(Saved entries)
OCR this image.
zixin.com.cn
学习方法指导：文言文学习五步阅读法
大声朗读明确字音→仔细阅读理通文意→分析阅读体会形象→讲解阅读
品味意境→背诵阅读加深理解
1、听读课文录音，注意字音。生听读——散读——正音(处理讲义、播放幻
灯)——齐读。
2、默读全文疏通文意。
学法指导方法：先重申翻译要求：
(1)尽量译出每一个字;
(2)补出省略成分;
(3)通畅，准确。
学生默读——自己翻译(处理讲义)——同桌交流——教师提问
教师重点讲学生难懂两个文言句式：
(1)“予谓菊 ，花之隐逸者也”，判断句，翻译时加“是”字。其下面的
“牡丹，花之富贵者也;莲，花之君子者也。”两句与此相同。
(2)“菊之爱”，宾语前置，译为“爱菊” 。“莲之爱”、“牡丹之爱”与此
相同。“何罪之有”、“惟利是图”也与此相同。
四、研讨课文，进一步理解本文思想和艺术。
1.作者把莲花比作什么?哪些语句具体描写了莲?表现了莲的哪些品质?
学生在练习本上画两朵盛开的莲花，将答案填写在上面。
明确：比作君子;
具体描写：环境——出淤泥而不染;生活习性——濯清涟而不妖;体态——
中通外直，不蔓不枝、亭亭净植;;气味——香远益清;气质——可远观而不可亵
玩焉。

EXERCISE DIRECTIONS: From the entries above, collect every line with the string "处理讲义" in it.

THE RESPONSE:
1、听读课文录音，注意字音。生听读——散读——正音(处理讲义、播放幻
学生默读——自己翻译(处理讲义)——同桌交流——教师提问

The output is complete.